» **INPUT ROWS**:
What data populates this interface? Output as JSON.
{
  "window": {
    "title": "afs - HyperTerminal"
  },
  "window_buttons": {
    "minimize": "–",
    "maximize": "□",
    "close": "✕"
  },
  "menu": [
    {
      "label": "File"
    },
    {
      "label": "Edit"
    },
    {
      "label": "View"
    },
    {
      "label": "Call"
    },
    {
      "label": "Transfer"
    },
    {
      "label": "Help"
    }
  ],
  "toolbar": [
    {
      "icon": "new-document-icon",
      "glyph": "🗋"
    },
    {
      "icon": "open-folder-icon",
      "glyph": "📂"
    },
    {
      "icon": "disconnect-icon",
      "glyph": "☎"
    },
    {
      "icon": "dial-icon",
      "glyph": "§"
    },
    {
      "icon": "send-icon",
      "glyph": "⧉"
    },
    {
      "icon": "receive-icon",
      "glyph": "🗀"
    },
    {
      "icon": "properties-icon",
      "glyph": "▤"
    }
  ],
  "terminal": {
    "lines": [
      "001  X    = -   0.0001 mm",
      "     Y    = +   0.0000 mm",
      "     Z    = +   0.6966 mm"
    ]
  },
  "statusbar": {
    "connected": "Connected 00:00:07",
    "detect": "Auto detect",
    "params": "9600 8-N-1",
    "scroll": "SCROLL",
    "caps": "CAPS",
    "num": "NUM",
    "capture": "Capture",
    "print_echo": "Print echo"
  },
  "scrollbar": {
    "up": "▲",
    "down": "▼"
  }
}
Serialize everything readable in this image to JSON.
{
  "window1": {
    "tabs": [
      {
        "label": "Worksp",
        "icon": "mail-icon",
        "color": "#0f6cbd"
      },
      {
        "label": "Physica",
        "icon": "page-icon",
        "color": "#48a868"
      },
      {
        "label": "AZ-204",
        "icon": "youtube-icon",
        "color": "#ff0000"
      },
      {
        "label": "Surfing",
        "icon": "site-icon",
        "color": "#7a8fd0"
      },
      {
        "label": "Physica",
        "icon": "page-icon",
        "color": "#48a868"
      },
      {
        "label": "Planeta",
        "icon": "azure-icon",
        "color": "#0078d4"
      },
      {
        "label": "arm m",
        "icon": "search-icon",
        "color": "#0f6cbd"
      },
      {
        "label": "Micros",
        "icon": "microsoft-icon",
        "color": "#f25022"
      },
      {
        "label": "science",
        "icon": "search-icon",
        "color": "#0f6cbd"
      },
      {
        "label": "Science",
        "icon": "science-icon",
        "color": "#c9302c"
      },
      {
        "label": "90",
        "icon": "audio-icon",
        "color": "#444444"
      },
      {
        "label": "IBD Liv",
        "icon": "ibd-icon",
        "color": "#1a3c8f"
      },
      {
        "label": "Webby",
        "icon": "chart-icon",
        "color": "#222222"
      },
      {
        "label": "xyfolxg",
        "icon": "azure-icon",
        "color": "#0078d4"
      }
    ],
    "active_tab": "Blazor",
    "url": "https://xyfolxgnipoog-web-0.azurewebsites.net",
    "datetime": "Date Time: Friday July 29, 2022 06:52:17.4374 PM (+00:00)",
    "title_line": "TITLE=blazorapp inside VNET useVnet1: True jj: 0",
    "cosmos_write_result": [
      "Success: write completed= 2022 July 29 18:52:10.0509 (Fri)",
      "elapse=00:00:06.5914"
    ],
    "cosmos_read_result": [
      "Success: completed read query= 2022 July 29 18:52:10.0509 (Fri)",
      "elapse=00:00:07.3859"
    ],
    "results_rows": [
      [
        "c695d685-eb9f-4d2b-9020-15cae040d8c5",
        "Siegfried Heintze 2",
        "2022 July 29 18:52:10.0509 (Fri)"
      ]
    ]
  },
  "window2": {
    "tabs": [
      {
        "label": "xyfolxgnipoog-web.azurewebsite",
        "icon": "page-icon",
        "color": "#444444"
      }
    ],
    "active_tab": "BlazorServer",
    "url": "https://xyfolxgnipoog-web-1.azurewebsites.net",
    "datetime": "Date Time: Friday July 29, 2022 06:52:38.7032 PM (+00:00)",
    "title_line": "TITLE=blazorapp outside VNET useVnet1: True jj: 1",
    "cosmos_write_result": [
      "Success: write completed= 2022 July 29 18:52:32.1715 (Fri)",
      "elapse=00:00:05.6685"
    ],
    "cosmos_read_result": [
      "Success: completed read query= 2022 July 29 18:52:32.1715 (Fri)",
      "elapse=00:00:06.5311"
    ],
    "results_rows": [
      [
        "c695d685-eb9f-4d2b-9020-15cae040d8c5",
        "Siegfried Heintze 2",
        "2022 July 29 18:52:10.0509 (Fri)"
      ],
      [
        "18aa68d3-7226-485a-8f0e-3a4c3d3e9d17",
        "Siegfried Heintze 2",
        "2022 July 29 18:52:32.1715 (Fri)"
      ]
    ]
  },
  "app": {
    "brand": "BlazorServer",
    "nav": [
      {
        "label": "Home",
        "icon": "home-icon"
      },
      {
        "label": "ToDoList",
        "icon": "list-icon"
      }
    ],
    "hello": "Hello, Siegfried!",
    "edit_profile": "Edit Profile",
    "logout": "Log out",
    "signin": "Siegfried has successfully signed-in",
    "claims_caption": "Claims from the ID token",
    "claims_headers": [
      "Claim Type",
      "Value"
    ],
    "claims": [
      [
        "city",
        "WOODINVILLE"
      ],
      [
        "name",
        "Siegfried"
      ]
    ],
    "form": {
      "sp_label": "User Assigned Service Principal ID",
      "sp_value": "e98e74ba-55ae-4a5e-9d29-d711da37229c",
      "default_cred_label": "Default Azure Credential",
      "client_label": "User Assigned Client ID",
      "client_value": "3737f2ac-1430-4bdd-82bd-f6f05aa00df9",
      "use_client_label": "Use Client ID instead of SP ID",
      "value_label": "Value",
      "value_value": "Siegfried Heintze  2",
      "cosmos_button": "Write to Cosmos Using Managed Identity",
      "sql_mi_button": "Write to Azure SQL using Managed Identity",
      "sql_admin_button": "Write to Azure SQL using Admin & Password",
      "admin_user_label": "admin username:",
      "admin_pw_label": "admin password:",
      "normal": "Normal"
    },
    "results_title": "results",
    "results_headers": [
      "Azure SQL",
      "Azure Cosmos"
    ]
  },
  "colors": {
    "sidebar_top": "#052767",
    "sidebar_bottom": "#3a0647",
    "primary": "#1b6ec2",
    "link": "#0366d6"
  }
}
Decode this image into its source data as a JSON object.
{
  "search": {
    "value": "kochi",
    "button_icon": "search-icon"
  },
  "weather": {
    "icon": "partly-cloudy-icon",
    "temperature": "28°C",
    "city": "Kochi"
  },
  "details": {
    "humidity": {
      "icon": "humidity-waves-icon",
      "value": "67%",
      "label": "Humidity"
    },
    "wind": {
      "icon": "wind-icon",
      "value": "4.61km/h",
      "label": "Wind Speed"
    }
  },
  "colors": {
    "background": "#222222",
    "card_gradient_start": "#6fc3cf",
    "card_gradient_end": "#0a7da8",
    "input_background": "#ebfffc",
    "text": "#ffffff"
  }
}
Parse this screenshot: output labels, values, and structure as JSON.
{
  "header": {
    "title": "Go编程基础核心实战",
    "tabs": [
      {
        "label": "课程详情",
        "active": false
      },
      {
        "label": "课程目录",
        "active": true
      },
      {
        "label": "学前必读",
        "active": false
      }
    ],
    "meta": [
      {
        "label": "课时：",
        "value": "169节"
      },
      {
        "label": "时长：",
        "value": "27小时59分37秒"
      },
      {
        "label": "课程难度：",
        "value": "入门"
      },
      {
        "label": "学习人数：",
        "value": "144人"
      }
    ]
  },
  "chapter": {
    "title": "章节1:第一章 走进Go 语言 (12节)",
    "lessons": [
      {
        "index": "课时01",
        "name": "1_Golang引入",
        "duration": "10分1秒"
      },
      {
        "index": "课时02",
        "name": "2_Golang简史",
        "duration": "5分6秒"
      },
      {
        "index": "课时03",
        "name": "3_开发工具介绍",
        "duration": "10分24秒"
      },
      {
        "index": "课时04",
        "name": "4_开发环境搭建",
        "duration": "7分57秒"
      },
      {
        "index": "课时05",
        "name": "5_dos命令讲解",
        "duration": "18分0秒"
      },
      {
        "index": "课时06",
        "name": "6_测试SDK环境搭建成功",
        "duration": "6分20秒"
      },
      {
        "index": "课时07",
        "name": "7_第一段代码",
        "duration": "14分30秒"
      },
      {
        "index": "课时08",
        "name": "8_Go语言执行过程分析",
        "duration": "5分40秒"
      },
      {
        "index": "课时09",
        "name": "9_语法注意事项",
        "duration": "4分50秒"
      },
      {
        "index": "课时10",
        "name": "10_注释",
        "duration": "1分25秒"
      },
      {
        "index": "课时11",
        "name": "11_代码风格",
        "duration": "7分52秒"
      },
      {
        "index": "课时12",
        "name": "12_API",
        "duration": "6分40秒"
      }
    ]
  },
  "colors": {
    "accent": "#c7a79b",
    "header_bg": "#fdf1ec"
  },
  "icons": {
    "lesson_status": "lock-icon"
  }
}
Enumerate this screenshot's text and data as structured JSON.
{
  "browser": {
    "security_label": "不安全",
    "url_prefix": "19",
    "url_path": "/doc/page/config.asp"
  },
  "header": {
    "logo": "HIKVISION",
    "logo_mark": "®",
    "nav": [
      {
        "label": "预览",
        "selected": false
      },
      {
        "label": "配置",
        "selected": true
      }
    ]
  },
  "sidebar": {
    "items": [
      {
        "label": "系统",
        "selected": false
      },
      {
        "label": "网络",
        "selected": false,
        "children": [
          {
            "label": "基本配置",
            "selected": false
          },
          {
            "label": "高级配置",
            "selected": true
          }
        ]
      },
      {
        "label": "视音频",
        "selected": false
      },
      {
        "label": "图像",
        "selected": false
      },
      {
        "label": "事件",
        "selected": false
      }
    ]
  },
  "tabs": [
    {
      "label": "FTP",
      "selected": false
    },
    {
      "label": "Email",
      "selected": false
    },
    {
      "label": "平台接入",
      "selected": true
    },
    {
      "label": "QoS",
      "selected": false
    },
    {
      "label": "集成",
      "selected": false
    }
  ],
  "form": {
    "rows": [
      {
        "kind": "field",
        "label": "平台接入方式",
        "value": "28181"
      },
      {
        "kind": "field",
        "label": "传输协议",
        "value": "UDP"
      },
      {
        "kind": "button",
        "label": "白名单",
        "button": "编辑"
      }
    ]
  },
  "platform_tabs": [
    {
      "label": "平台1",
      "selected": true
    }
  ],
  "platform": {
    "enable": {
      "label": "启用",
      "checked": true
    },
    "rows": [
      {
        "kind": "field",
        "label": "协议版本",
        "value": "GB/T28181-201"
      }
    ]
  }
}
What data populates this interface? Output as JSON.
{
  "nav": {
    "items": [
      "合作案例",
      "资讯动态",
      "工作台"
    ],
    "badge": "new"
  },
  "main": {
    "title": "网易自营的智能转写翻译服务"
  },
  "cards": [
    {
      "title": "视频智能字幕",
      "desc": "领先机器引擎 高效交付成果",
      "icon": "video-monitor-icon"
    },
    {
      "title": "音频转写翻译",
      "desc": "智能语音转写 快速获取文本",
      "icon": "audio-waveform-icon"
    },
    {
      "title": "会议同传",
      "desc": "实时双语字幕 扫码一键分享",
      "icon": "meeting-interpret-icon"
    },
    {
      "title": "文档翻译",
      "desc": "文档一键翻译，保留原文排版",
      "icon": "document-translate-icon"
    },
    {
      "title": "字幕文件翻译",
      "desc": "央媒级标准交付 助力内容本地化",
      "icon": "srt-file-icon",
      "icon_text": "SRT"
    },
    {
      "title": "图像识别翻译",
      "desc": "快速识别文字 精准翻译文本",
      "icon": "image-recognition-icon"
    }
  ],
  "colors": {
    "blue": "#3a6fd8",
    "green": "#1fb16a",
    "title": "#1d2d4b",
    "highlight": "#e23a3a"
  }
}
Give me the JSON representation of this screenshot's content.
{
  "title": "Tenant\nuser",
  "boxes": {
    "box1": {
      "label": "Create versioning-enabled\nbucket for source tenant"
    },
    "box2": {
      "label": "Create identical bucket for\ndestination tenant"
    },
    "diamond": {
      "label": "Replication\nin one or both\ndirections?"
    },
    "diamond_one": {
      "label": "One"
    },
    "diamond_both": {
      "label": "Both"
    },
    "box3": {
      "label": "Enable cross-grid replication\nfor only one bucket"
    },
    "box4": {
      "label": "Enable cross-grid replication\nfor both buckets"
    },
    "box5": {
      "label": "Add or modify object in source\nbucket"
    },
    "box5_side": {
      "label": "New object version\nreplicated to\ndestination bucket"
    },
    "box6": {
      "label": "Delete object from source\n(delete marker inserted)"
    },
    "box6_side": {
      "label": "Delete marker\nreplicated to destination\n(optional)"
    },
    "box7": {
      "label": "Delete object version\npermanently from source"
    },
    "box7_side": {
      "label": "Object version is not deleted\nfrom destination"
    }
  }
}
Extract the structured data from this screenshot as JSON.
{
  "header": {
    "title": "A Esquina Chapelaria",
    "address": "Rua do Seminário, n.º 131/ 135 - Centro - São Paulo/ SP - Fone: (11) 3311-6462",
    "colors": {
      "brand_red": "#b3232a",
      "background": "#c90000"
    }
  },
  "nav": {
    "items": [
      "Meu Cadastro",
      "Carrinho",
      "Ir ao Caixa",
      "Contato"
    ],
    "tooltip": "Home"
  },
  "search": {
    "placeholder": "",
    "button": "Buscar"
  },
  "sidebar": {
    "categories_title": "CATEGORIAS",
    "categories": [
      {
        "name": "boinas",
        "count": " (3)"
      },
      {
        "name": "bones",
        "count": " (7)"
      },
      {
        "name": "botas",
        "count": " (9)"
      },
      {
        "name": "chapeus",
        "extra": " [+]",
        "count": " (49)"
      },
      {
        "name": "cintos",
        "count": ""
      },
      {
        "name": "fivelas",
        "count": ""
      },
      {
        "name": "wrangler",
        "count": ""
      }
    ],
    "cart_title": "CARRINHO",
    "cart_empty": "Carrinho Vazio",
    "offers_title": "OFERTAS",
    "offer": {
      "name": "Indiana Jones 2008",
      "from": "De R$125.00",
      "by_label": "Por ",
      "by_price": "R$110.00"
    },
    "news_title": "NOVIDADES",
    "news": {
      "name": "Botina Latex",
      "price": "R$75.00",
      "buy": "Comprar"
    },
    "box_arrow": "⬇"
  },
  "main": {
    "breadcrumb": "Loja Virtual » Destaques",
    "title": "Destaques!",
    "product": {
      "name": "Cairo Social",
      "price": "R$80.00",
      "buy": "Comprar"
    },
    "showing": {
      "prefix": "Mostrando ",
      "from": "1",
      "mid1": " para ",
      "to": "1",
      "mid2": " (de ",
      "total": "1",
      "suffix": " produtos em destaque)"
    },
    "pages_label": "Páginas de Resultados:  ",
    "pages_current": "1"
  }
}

» **REQUIRED TASK**:
Collect the complete line wherever the string "marker" appears in the records.

» **EXERCISE RESPONSE**:
      "label": "Delete object from source\n(delete marker inserted)"
      "label": "Delete marker\nreplicated to destination\n(optional)"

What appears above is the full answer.